Listing
- - - - -
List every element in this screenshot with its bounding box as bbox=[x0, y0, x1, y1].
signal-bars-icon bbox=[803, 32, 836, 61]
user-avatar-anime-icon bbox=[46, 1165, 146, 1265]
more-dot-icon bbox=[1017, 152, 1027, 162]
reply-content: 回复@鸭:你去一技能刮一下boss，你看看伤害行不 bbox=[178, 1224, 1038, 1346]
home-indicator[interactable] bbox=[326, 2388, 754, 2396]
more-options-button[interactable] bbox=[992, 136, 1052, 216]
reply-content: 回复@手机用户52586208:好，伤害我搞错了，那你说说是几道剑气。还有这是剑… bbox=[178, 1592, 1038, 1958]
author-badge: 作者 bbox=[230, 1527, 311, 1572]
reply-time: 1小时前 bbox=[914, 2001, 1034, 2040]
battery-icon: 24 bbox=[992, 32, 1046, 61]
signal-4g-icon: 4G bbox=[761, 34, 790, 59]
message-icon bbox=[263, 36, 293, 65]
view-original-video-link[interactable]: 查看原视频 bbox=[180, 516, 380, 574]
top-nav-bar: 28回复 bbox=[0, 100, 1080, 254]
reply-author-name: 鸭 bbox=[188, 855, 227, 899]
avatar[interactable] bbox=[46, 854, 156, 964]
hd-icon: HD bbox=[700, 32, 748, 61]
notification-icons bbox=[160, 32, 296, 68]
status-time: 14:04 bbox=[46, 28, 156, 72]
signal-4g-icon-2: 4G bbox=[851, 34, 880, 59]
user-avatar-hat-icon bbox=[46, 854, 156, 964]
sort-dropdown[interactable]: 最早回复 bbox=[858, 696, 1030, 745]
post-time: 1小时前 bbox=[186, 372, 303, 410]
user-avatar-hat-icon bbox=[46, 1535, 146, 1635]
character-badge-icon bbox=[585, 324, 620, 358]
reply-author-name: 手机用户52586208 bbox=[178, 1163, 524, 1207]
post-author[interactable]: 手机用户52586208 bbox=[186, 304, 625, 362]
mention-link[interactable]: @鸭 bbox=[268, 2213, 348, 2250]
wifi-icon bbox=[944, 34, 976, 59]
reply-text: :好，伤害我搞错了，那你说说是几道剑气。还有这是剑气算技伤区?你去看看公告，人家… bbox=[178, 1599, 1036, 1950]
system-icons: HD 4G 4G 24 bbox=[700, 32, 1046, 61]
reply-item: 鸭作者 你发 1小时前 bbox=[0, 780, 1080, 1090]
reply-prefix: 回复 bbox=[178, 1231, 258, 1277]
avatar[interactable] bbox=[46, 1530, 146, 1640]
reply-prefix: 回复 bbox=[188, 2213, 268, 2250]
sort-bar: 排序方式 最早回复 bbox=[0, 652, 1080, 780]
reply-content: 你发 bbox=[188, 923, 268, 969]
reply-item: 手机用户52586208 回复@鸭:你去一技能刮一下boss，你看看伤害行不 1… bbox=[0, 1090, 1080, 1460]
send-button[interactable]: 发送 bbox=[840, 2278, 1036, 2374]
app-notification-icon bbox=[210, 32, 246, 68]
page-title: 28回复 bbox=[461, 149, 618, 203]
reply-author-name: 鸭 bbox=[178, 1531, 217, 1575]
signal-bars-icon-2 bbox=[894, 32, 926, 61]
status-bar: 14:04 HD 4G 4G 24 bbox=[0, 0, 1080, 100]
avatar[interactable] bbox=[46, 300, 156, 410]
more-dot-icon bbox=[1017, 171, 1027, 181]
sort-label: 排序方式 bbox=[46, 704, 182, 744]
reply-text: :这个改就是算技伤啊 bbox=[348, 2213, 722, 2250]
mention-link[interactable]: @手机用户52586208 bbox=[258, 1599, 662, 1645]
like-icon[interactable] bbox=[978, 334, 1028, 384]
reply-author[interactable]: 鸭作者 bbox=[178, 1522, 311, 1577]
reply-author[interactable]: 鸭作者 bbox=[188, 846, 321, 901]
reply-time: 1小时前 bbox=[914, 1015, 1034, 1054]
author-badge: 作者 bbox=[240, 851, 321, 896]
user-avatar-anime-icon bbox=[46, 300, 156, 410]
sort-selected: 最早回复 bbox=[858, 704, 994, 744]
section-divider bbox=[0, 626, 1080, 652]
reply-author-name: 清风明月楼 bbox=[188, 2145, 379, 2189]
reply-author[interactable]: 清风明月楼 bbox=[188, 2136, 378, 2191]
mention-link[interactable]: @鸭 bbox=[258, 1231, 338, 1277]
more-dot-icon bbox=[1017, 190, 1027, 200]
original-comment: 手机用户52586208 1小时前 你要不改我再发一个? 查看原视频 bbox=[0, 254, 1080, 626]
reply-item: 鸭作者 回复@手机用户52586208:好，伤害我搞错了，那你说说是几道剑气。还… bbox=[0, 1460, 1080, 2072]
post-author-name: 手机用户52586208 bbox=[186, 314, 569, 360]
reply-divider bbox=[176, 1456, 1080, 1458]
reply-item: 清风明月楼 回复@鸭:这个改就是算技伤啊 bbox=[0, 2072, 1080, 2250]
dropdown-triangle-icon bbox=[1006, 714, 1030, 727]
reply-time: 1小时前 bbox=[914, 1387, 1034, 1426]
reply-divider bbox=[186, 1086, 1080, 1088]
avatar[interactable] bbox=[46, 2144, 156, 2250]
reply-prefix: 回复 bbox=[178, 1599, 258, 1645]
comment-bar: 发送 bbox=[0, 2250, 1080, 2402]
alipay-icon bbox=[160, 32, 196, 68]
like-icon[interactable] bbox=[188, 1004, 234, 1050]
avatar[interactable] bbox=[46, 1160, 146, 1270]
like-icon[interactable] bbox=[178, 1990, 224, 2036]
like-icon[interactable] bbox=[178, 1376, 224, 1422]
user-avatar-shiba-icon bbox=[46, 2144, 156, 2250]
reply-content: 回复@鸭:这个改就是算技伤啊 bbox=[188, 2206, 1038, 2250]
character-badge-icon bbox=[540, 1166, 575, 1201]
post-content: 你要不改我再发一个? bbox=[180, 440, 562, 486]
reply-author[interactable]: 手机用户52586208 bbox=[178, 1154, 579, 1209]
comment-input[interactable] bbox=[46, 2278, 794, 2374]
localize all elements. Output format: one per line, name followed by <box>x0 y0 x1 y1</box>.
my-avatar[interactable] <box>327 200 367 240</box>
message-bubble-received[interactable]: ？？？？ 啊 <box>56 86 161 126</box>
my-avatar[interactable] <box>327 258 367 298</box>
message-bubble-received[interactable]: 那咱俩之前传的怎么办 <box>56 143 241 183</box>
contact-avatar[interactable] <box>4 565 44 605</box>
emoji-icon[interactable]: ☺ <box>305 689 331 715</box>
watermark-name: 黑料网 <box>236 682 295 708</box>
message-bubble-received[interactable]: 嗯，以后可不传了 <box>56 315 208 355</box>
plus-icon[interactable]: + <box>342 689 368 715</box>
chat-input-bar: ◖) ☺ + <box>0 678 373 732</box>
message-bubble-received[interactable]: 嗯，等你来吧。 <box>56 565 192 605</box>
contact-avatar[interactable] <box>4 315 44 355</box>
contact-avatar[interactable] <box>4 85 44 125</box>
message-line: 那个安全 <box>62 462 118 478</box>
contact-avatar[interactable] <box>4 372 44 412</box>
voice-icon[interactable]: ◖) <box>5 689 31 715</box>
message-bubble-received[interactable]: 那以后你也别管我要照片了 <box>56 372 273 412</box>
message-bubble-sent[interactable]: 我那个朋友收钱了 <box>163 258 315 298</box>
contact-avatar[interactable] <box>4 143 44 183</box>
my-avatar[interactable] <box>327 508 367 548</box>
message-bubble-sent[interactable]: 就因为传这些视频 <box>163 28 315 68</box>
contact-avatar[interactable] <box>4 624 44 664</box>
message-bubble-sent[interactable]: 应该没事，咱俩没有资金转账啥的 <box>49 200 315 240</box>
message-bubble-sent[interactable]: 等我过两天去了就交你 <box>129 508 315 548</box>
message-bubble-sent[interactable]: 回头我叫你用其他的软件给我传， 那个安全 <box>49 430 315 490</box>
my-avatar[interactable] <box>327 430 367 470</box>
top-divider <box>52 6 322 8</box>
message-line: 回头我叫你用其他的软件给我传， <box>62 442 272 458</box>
- - - - -
- [TASK DIRECTIONS]: Quote everything in the listing from its first line down to the line containing "user-avatar-hat-icon bbox=[46, 1535, 146, 1635]", including both of those lines.

- [RESPONSE TO THE EXERCISE]:
List every element in this screenshot with its bounding box as bbox=[x0, y0, x1, y1].
signal-bars-icon bbox=[803, 32, 836, 61]
user-avatar-anime-icon bbox=[46, 1165, 146, 1265]
more-dot-icon bbox=[1017, 152, 1027, 162]
reply-content: 回复@鸭:你去一技能刮一下boss，你看看伤害行不 bbox=[178, 1224, 1038, 1346]
home-indicator[interactable] bbox=[326, 2388, 754, 2396]
more-options-button[interactable] bbox=[992, 136, 1052, 216]
reply-content: 回复@手机用户52586208:好，伤害我搞错了，那你说说是几道剑气。还有这是剑… bbox=[178, 1592, 1038, 1958]
author-badge: 作者 bbox=[230, 1527, 311, 1572]
reply-time: 1小时前 bbox=[914, 2001, 1034, 2040]
battery-icon: 24 bbox=[992, 32, 1046, 61]
signal-4g-icon: 4G bbox=[761, 34, 790, 59]
message-icon bbox=[263, 36, 293, 65]
view-original-video-link[interactable]: 查看原视频 bbox=[180, 516, 380, 574]
top-nav-bar: 28回复 bbox=[0, 100, 1080, 254]
reply-author-name: 鸭 bbox=[188, 855, 227, 899]
avatar[interactable] bbox=[46, 854, 156, 964]
hd-icon: HD bbox=[700, 32, 748, 61]
notification-icons bbox=[160, 32, 296, 68]
status-time: 14:04 bbox=[46, 28, 156, 72]
signal-4g-icon-2: 4G bbox=[851, 34, 880, 59]
user-avatar-hat-icon bbox=[46, 854, 156, 964]
sort-dropdown[interactable]: 最早回复 bbox=[858, 696, 1030, 745]
post-time: 1小时前 bbox=[186, 372, 303, 410]
user-avatar-hat-icon bbox=[46, 1535, 146, 1635]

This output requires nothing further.